| Stated exercise |
Provide only the number of lines where "Error" occurs.
* START Input records *
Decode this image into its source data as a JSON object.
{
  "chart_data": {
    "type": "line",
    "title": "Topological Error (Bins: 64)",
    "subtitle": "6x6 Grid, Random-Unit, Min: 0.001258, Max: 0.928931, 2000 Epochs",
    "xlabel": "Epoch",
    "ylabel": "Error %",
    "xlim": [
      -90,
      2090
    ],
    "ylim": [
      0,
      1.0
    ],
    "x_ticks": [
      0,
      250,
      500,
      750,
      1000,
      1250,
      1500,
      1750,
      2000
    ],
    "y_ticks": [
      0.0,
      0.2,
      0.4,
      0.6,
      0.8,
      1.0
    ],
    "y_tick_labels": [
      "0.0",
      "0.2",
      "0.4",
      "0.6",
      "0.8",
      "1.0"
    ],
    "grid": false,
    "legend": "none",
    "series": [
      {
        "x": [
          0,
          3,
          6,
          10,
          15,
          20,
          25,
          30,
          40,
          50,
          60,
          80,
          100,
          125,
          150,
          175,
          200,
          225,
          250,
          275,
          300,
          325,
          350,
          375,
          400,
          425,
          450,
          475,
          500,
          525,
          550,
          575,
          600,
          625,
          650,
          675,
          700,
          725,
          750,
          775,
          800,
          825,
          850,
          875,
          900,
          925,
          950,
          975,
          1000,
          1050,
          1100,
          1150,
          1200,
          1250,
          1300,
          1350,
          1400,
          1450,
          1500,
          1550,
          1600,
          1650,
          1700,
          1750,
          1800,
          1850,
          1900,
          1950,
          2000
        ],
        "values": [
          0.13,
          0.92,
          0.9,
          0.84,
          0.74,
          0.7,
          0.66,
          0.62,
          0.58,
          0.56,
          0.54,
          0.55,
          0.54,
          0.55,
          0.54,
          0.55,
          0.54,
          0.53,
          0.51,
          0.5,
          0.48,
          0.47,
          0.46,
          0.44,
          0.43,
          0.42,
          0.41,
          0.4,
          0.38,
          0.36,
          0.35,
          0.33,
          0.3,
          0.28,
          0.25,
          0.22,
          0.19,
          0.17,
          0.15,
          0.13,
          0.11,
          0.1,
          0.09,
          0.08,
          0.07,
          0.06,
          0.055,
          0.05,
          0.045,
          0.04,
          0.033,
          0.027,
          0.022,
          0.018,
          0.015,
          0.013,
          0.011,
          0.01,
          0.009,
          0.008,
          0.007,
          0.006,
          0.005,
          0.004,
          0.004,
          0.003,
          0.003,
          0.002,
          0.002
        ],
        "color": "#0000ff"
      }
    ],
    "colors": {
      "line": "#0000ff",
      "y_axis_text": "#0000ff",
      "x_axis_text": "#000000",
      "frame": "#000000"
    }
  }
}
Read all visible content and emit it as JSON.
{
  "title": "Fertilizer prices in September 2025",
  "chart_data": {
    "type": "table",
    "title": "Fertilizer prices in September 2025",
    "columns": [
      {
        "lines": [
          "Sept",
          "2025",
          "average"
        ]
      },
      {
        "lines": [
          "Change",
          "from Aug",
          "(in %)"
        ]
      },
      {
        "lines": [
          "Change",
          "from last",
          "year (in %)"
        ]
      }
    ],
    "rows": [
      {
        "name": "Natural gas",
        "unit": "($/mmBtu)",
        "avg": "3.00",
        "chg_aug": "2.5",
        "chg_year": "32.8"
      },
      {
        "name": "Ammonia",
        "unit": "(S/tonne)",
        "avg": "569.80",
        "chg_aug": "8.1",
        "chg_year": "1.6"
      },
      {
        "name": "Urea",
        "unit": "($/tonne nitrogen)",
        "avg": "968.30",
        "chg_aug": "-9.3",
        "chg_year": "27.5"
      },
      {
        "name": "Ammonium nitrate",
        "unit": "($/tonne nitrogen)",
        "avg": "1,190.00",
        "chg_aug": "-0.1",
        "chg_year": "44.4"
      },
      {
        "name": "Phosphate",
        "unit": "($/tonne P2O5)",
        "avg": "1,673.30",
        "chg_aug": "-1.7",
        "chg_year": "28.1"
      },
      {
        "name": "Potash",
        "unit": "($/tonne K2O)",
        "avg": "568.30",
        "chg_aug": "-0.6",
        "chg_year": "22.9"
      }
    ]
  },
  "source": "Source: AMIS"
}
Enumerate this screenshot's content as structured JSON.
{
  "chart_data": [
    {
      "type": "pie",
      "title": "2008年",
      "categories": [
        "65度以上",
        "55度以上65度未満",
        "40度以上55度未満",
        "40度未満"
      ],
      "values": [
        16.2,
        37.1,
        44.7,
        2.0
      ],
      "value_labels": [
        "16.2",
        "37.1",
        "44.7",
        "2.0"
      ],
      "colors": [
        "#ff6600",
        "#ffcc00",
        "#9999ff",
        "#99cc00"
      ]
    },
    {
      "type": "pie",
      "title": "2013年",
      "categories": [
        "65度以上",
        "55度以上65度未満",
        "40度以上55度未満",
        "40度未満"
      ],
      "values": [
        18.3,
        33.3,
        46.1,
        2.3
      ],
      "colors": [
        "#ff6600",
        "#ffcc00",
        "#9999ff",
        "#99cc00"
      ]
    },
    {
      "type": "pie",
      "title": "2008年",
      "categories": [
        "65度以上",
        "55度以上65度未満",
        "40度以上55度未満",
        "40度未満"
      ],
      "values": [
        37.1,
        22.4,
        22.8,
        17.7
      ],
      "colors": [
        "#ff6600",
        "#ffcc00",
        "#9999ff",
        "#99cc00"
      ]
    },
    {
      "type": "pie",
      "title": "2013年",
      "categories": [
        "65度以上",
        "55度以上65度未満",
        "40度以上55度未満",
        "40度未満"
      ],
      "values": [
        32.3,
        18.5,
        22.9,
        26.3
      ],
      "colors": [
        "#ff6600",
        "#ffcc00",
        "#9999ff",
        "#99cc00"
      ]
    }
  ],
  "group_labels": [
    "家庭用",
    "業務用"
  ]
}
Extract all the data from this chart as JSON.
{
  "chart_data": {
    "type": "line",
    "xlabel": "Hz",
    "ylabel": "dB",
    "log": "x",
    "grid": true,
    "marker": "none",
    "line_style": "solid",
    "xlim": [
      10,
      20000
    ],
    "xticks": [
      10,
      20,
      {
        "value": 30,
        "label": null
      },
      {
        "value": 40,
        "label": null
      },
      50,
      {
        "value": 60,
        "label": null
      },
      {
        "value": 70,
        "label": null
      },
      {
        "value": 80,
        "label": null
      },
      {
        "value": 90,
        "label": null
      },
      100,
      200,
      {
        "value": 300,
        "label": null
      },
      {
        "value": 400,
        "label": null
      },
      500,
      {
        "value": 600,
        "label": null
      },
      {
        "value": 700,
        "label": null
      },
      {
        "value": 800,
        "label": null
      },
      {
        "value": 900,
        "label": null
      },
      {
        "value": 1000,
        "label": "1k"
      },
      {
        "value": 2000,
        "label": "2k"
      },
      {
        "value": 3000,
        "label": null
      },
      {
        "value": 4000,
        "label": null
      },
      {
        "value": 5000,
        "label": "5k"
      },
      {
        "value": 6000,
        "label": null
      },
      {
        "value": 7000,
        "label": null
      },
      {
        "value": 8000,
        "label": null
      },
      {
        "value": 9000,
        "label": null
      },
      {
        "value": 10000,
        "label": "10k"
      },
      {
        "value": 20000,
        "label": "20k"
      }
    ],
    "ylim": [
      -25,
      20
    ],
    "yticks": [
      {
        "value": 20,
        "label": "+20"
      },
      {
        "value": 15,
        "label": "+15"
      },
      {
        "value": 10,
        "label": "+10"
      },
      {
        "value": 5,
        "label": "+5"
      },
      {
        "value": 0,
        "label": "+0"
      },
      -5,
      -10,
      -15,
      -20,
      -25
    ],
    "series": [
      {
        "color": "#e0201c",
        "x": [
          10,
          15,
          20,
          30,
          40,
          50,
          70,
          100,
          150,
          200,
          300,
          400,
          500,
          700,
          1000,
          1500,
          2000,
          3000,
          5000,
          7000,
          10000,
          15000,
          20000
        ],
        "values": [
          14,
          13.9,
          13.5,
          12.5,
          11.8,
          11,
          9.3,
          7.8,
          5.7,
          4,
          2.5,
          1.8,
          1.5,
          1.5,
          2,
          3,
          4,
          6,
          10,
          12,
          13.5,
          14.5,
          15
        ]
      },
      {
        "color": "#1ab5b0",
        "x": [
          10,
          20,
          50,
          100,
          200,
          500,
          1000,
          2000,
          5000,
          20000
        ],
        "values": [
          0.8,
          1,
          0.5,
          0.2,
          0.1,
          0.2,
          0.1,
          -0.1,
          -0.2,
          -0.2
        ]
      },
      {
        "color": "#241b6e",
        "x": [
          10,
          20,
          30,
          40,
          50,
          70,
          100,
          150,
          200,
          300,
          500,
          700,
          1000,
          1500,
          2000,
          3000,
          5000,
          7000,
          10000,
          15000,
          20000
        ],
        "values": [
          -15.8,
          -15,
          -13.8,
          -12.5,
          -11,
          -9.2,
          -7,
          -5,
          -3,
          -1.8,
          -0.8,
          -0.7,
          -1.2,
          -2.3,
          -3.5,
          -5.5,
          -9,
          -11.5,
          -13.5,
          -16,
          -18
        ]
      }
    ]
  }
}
* END Input records *
| The output |
2